>> begin

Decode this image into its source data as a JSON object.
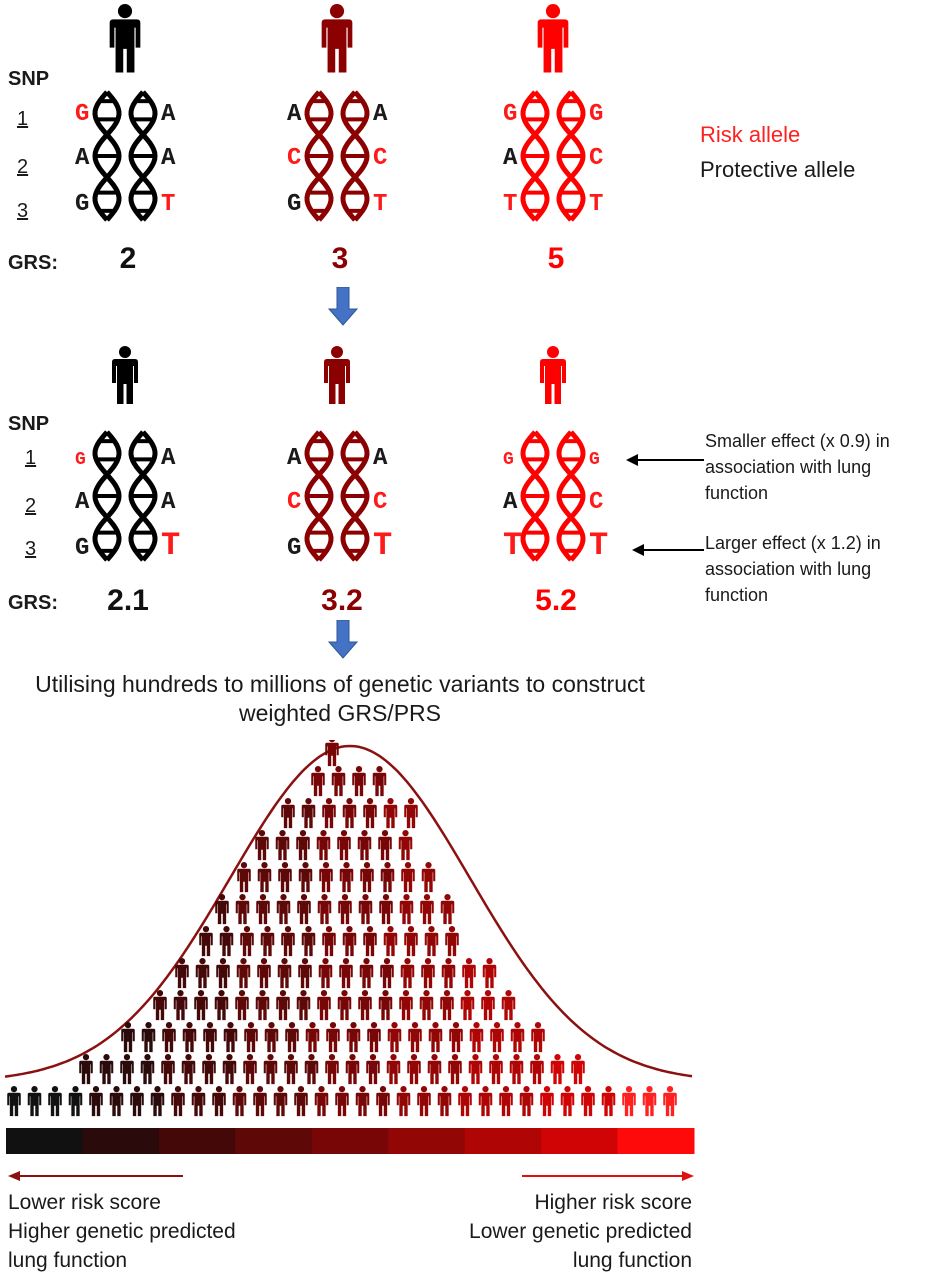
{
  "colors": {
    "black": "#000000",
    "dark_red": "#8b0000",
    "red": "#ff0000",
    "arrow_blue": "#4472c4",
    "curve": "#8b1010",
    "gradient": [
      "#111111",
      "#2a0a0a",
      "#440808",
      "#5e0808",
      "#780606",
      "#920606",
      "#b00505",
      "#d00404",
      "#ff0a0a"
    ]
  },
  "icons": [
    "person-icon",
    "dna-helix-icon",
    "down-arrow-icon",
    "left-arrow-icon",
    "right-arrow-icon"
  ],
  "panel1": {
    "snp_label": "SNP",
    "snp_numbers": [
      "1",
      "2",
      "3"
    ],
    "grs_label": "GRS:",
    "persons": [
      {
        "color": "#000000",
        "alleles": [
          [
            "G",
            "A"
          ],
          [
            "A",
            "A"
          ],
          [
            "G",
            "T"
          ]
        ],
        "grs": "2"
      },
      {
        "color": "#8b0000",
        "alleles": [
          [
            "A",
            "A"
          ],
          [
            "C",
            "C"
          ],
          [
            "G",
            "T"
          ]
        ],
        "grs": "3"
      },
      {
        "color": "#ff0000",
        "alleles": [
          [
            "G",
            "G"
          ],
          [
            "A",
            "C"
          ],
          [
            "T",
            "T"
          ]
        ],
        "grs": "5"
      }
    ]
  },
  "legend": {
    "risk": "Risk allele",
    "protective": "Protective allele"
  },
  "panel2": {
    "snp_label": "SNP",
    "snp_numbers": [
      "1",
      "2",
      "3"
    ],
    "grs_label": "GRS:",
    "persons": [
      {
        "color": "#000000",
        "alleles": [
          [
            "G",
            "A"
          ],
          [
            "A",
            "A"
          ],
          [
            "G",
            "T"
          ]
        ],
        "grs": "2.1"
      },
      {
        "color": "#8b0000",
        "alleles": [
          [
            "A",
            "A"
          ],
          [
            "C",
            "C"
          ],
          [
            "G",
            "T"
          ]
        ],
        "grs": "3.2"
      },
      {
        "color": "#ff0000",
        "alleles": [
          [
            "G",
            "G"
          ],
          [
            "A",
            "C"
          ],
          [
            "T",
            "T"
          ]
        ],
        "grs": "5.2"
      }
    ],
    "note_small": "Smaller effect (x 0.9) in association with lung function",
    "note_large": "Larger effect (x 1.2) in association with lung function"
  },
  "caption": "Utilising hundreds to millions of genetic variants to construct weighted GRS/PRS",
  "bottom": {
    "left_line1": "Lower risk score",
    "left_line2": "Higher genetic predicted",
    "left_line3": "lung function",
    "right_line1": "Higher risk score",
    "right_line2": "Lower genetic predicted",
    "right_line3": "lung function"
  }
}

>> end

# Exercise objective
Leave every image out, and retype the material exactly.

# Final result
Decode this image into its source data as a JSON object.
{
  "colors": {
    "black": "#000000",
    "dark_red": "#8b0000",
    "red": "#ff0000",
    "arrow_blue": "#4472c4",
    "curve": "#8b1010",
    "gradient": [
      "#111111",
      "#2a0a0a",
      "#440808",
      "#5e0808",
      "#780606",
      "#920606",
      "#b00505",
      "#d00404",
      "#ff0a0a"
    ]
  },
  "icons": [
    "person-icon",
    "dna-helix-icon",
    "down-arrow-icon",
    "left-arrow-icon",
    "right-arrow-icon"
  ],
  "panel1": {
    "snp_label": "SNP",
    "snp_numbers": [
      "1",
      "2",
      "3"
    ],
    "grs_label": "GRS:",
    "persons": [
      {
        "color": "#000000",
        "alleles": [
          [
            "G",
            "A"
          ],
          [
            "A",
            "A"
          ],
          [
            "G",
            "T"
          ]
        ],
        "grs": "2"
      },
      {
        "color": "#8b0000",
        "alleles": [
          [
            "A",
            "A"
          ],
          [
            "C",
            "C"
          ],
          [
            "G",
            "T"
          ]
        ],
        "grs": "3"
      },
      {
        "color": "#ff0000",
        "alleles": [
          [
            "G",
            "G"
          ],
          [
            "A",
            "C"
          ],
          [
            "T",
            "T"
          ]
        ],
        "grs": "5"
      }
    ]
  },
  "legend": {
    "risk": "Risk allele",
    "protective": "Protective allele"
  },
  "panel2": {
    "snp_label": "SNP",
    "snp_numbers": [
      "1",
      "2",
      "3"
    ],
    "grs_label": "GRS:",
    "persons": [
      {
        "color": "#000000",
        "alleles": [
          [
            "G",
            "A"
          ],
          [
            "A",
            "A"
          ],
          [
            "G",
            "T"
          ]
        ],
        "grs": "2.1"
      },
      {
        "color": "#8b0000",
        "alleles": [
          [
            "A",
            "A"
          ],
          [
            "C",
            "C"
          ],
          [
            "G",
            "T"
          ]
        ],
        "grs": "3.2"
      },
      {
        "color": "#ff0000",
        "alleles": [
          [
            "G",
            "G"
          ],
          [
            "A",
            "C"
          ],
          [
            "T",
            "T"
          ]
        ],
        "grs": "5.2"
      }
    ],
    "note_small": "Smaller effect (x 0.9) in association with lung function",
    "note_large": "Larger effect (x 1.2) in association with lung function"
  },
  "caption": "Utilising hundreds to millions of genetic variants to construct weighted GRS/PRS",
  "bottom": {
    "left_line1": "Lower risk score",
    "left_line2": "Higher genetic predicted",
    "left_line3": "lung function",
    "right_line1": "Higher risk score",
    "right_line2": "Lower genetic predicted",
    "right_line3": "lung function"
  }
}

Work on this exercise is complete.